Aim of the task ::
For the records that follow, return only the count of lines containing the string "robots".

Materials provided ::
■ ■ ■

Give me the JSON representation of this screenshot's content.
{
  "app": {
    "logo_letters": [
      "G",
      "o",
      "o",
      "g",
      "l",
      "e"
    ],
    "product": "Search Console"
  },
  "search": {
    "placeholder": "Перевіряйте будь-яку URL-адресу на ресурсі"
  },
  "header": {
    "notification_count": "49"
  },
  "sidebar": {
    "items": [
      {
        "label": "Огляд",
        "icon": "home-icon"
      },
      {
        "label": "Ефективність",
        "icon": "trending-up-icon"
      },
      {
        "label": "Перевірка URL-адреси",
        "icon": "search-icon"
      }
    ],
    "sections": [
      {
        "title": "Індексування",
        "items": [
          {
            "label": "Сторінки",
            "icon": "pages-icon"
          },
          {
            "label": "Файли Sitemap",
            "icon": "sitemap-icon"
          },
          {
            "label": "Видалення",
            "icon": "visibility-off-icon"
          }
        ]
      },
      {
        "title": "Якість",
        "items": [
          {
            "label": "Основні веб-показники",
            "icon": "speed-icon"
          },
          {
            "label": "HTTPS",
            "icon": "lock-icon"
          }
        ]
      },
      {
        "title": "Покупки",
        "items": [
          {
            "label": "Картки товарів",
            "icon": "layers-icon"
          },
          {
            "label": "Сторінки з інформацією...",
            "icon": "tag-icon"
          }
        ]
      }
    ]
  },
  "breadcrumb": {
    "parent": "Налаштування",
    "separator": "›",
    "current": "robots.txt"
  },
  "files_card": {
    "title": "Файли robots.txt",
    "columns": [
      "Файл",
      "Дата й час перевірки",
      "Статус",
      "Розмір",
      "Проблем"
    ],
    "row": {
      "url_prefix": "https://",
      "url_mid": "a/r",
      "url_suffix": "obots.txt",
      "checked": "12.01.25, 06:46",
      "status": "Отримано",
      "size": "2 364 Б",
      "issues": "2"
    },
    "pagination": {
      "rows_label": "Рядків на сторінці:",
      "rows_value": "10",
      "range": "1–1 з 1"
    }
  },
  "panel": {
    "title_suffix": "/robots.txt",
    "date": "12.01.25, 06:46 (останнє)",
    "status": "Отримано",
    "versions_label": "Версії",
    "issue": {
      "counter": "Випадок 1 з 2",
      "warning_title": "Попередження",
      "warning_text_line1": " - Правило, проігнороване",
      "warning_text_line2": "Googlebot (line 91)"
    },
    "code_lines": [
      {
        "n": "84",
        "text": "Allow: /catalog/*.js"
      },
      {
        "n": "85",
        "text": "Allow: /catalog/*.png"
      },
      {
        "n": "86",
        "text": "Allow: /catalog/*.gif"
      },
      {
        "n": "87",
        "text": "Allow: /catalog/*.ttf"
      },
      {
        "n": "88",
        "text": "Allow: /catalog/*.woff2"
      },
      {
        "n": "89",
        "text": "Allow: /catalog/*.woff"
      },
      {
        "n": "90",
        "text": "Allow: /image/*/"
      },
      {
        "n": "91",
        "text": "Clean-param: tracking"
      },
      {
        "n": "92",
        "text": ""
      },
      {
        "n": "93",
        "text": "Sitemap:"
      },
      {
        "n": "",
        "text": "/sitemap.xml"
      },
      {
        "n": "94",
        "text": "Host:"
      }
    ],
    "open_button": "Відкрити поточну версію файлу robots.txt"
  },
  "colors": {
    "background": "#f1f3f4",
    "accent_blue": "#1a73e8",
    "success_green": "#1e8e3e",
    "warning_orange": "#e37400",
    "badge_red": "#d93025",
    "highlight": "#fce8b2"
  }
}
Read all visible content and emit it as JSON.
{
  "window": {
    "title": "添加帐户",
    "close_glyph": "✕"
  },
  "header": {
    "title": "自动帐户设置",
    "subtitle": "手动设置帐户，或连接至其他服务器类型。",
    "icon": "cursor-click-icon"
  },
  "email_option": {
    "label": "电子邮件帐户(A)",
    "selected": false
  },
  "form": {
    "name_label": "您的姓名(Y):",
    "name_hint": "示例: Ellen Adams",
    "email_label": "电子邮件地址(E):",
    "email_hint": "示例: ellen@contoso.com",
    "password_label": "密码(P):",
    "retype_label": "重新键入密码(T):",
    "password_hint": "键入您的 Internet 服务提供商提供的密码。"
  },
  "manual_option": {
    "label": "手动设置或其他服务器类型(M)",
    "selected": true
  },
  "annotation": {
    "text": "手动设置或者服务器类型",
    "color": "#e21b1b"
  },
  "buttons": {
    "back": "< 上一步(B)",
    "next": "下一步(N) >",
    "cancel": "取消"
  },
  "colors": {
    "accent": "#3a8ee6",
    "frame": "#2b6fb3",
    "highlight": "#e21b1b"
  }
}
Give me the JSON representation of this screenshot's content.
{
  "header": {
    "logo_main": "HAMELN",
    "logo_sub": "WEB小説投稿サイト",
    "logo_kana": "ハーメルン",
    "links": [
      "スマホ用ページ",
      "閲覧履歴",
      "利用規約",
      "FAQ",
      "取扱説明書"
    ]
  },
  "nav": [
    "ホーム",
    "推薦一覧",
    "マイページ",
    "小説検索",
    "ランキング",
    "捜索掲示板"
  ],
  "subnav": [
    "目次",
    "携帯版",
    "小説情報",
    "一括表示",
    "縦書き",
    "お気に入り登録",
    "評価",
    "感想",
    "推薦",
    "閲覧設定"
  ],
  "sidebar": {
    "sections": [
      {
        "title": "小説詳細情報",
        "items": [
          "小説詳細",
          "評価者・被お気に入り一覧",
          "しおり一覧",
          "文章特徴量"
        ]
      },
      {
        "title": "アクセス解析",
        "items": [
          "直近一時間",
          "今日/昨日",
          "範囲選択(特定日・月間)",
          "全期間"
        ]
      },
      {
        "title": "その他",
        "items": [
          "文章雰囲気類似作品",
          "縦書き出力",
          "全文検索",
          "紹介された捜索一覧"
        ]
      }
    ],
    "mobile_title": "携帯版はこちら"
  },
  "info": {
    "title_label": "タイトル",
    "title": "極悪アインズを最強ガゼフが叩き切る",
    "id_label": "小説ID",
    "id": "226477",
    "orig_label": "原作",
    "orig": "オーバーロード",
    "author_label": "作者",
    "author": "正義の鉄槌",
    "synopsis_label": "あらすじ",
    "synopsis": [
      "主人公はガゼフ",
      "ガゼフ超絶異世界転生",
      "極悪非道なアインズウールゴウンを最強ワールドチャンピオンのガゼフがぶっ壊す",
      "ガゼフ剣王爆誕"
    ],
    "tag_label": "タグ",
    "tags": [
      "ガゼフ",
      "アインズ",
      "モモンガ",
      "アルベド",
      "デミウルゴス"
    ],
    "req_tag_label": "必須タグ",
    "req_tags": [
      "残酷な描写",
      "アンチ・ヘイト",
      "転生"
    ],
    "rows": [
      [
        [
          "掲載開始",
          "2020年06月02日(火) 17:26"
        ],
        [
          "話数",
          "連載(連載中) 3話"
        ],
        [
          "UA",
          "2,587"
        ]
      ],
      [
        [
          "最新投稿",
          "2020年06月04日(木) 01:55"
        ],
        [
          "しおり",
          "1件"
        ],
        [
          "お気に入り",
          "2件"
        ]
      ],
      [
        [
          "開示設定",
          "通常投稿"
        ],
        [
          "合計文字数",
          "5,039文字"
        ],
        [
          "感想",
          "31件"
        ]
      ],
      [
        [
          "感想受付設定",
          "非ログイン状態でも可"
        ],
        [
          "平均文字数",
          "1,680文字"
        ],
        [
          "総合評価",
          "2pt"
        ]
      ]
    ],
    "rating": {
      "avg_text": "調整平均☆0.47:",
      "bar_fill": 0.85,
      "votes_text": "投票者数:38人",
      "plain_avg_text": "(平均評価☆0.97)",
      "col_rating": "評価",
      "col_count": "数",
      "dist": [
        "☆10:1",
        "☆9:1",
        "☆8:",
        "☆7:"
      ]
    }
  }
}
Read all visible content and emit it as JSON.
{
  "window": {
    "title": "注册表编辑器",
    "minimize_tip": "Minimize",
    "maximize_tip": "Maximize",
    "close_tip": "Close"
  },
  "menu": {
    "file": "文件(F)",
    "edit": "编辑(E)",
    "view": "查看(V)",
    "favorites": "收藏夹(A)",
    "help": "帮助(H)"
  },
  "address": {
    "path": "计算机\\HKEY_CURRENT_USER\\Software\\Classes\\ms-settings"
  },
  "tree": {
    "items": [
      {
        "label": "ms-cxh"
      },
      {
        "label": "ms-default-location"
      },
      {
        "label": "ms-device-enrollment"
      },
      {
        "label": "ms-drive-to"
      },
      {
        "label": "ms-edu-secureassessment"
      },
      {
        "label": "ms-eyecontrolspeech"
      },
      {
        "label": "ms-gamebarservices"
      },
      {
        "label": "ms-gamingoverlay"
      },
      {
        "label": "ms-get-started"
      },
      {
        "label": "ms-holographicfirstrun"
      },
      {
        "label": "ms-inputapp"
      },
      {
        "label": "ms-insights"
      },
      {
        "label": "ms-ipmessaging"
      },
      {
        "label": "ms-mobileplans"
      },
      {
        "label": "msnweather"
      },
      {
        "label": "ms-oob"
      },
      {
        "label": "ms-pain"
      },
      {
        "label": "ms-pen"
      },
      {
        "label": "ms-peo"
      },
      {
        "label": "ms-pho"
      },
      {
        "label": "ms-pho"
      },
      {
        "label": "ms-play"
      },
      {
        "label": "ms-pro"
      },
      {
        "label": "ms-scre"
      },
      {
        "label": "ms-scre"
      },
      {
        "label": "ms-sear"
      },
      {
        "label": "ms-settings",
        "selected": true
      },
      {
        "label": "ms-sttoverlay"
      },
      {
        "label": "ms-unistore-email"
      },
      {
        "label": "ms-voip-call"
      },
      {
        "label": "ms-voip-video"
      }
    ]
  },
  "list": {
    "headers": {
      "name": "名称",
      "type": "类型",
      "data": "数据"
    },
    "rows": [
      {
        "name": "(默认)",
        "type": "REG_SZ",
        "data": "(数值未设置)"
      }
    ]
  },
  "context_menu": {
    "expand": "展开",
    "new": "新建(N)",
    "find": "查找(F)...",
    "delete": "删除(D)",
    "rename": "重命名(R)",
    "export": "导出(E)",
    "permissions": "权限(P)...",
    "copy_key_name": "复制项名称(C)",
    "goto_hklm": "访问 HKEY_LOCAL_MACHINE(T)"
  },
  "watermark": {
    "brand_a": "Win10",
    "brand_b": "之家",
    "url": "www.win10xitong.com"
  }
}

■ ■ ■

Answer for the task ::
4